━━━━━ The records ━━━━━

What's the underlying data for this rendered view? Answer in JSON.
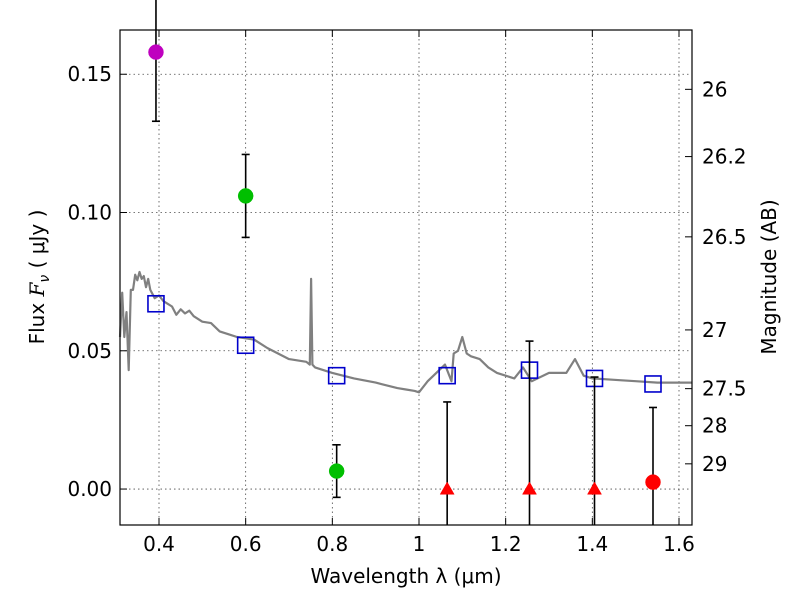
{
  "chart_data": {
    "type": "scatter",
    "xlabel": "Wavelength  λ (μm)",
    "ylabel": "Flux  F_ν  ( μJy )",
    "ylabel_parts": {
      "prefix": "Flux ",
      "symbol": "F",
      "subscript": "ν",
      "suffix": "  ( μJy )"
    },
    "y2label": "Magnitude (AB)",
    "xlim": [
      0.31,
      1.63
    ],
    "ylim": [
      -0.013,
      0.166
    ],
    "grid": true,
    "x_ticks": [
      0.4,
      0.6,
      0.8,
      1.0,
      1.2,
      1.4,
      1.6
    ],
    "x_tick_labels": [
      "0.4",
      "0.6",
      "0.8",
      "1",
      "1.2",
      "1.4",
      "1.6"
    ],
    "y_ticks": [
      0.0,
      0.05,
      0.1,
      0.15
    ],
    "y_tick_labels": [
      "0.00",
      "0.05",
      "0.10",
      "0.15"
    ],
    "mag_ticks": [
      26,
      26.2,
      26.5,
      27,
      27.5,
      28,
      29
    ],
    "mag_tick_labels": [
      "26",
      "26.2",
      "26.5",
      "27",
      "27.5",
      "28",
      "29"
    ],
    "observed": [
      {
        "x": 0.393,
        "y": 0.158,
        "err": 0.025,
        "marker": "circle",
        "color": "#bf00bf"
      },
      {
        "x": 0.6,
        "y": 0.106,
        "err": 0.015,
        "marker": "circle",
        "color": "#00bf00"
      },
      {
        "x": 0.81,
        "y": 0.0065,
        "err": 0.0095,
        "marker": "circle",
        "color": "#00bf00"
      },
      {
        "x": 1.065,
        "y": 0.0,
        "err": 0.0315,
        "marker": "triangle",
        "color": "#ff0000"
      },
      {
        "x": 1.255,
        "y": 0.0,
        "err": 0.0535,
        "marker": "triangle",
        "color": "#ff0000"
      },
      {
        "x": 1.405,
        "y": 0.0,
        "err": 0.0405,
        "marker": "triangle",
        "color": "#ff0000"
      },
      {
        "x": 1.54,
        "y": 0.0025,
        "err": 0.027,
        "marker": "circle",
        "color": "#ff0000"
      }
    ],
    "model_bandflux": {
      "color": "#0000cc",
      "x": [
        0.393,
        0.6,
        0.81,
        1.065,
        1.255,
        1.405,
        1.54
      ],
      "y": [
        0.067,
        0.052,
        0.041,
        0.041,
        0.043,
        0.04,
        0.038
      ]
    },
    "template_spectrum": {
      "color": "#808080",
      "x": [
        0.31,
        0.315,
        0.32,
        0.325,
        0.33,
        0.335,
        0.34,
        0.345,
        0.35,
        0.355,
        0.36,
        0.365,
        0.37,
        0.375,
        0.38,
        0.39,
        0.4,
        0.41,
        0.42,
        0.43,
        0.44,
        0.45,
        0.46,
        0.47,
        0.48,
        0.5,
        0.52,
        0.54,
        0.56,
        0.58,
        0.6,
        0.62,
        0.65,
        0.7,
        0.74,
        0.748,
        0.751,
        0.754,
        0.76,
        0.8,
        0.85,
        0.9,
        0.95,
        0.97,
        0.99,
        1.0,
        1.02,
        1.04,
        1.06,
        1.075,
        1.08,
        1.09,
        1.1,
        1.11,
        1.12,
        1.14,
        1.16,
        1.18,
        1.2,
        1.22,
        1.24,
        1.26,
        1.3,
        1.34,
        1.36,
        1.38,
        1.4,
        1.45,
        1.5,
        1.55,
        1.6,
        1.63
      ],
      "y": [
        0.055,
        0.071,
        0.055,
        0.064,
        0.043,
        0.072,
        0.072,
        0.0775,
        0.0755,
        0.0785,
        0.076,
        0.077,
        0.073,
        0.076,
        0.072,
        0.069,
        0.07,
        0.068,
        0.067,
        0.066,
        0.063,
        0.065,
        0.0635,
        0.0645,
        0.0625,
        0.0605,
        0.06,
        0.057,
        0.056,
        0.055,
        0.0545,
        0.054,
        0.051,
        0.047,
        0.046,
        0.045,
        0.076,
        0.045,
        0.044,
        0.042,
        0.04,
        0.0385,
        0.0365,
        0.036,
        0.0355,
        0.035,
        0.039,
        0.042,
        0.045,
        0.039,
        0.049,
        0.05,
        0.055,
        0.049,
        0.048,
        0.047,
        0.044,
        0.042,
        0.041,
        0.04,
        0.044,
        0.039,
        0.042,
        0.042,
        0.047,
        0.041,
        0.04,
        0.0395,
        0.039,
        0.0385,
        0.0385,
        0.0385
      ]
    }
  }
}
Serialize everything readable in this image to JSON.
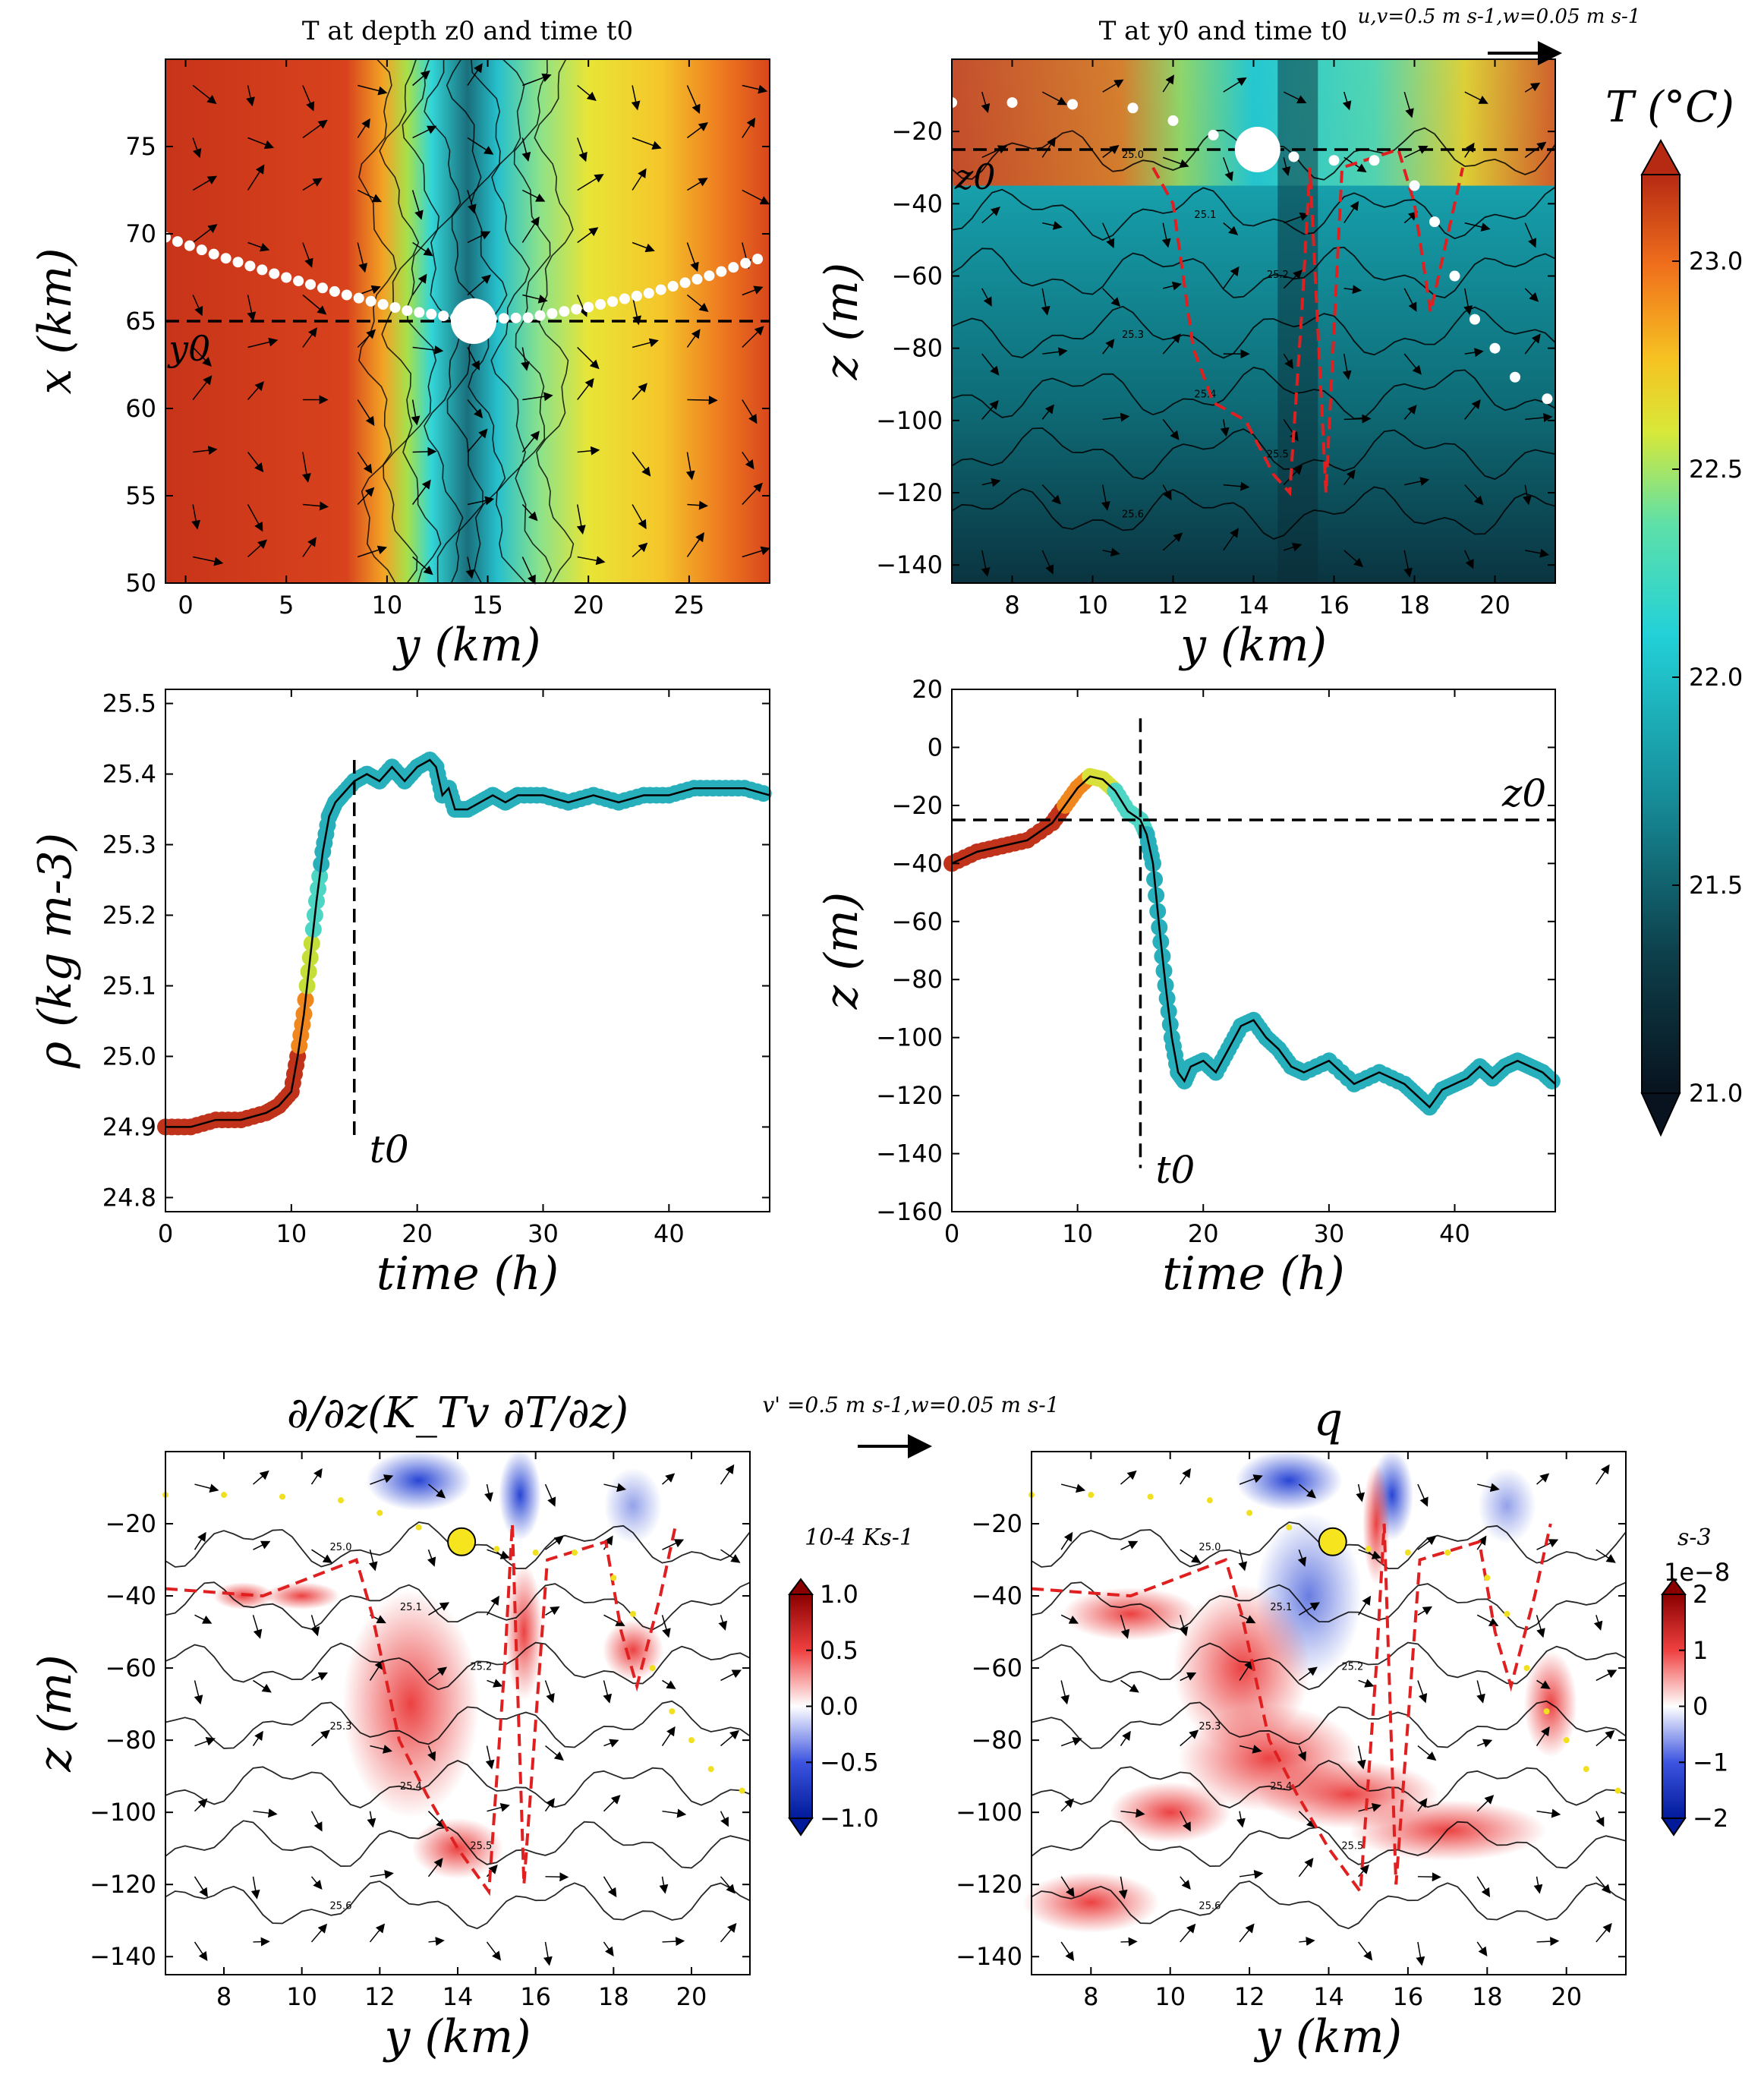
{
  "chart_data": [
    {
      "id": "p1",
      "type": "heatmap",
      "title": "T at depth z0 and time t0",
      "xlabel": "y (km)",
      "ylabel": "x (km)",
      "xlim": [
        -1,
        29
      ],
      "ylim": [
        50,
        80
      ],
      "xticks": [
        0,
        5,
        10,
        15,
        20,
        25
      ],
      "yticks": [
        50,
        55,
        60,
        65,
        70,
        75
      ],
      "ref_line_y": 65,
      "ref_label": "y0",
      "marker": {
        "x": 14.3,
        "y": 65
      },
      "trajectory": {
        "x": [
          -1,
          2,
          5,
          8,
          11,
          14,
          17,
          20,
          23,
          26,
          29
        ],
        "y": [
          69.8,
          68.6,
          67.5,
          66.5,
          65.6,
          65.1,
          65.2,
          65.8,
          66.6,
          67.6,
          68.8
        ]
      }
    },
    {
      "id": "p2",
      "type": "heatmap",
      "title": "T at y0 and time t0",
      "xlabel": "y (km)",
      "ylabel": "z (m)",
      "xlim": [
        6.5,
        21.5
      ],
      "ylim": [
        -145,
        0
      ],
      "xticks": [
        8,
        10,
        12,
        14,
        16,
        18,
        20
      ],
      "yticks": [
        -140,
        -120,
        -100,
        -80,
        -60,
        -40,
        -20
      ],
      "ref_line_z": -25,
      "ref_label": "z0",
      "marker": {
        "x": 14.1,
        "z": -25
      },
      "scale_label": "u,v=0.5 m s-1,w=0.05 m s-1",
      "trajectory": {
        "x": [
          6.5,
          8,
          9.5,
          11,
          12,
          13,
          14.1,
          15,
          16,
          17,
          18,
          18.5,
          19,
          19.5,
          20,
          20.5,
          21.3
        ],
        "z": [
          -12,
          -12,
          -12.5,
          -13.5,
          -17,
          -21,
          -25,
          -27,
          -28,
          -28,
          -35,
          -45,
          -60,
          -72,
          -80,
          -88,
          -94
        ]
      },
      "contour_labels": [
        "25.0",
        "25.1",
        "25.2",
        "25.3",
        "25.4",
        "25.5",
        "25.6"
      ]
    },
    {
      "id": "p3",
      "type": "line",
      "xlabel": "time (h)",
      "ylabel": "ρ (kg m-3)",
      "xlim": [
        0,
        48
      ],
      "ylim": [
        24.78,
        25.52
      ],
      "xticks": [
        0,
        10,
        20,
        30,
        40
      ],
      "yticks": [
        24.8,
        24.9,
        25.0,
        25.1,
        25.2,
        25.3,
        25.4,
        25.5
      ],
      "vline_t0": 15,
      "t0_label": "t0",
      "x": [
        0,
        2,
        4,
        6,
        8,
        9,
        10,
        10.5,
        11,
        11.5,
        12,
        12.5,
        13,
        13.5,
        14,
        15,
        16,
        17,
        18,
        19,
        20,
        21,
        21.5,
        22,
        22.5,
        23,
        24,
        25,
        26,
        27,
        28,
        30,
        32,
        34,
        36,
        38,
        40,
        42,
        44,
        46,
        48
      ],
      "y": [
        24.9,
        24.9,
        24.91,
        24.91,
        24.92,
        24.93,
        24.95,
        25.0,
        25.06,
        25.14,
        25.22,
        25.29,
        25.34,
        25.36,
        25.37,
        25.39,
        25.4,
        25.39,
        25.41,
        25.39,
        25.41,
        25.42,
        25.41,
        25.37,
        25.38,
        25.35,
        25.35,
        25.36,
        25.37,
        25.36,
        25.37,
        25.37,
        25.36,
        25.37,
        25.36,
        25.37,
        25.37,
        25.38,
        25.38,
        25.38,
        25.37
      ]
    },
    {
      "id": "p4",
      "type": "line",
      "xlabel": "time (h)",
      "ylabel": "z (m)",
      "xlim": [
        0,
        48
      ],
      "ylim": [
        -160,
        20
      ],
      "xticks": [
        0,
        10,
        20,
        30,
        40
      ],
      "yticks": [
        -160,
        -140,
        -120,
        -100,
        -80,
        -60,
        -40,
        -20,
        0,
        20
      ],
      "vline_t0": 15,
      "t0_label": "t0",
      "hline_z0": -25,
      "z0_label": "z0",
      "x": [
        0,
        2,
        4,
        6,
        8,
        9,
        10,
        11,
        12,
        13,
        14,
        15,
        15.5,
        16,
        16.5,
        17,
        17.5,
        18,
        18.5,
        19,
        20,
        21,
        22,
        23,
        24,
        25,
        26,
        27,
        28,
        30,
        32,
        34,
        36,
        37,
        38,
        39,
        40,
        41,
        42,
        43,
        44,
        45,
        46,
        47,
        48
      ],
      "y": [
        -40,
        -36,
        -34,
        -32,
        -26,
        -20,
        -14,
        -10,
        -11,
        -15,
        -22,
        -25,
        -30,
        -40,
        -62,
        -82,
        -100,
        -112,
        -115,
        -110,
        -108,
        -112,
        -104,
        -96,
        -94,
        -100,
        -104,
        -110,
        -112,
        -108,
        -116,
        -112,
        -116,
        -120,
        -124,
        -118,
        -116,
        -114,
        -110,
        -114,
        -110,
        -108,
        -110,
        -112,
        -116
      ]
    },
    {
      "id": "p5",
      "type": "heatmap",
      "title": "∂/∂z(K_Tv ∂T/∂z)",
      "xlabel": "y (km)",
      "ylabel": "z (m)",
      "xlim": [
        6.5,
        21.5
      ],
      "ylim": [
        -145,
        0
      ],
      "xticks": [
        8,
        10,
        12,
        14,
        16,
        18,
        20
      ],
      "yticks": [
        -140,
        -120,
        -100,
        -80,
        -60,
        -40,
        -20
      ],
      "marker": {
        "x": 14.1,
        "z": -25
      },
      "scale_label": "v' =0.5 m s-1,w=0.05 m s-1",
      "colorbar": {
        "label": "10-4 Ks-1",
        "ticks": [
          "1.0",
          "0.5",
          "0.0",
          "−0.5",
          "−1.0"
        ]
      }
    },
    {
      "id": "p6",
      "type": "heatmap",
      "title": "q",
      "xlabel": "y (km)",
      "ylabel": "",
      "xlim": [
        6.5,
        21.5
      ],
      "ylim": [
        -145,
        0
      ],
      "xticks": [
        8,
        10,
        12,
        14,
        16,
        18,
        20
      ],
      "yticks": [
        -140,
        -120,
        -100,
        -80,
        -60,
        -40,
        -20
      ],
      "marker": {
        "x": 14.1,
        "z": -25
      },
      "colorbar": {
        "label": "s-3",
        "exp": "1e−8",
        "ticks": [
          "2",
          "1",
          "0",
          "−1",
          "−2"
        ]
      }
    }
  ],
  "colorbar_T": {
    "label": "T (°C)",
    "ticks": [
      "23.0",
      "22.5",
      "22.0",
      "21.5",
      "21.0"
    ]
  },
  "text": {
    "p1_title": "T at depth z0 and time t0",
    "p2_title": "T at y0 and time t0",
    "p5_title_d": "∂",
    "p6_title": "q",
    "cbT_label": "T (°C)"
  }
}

━━━━━

(Task):
Write out every line of the data that holds the word "time".

(Response for this exercise):
      "title": "T at depth z0 and time t0",
      "title": "T at y0 and time t0",
      "xlabel": "time (h)",
      "xlabel": "time (h)",
    "p1_title": "T at depth z0 and time t0",
    "p2_title": "T at y0 and time t0",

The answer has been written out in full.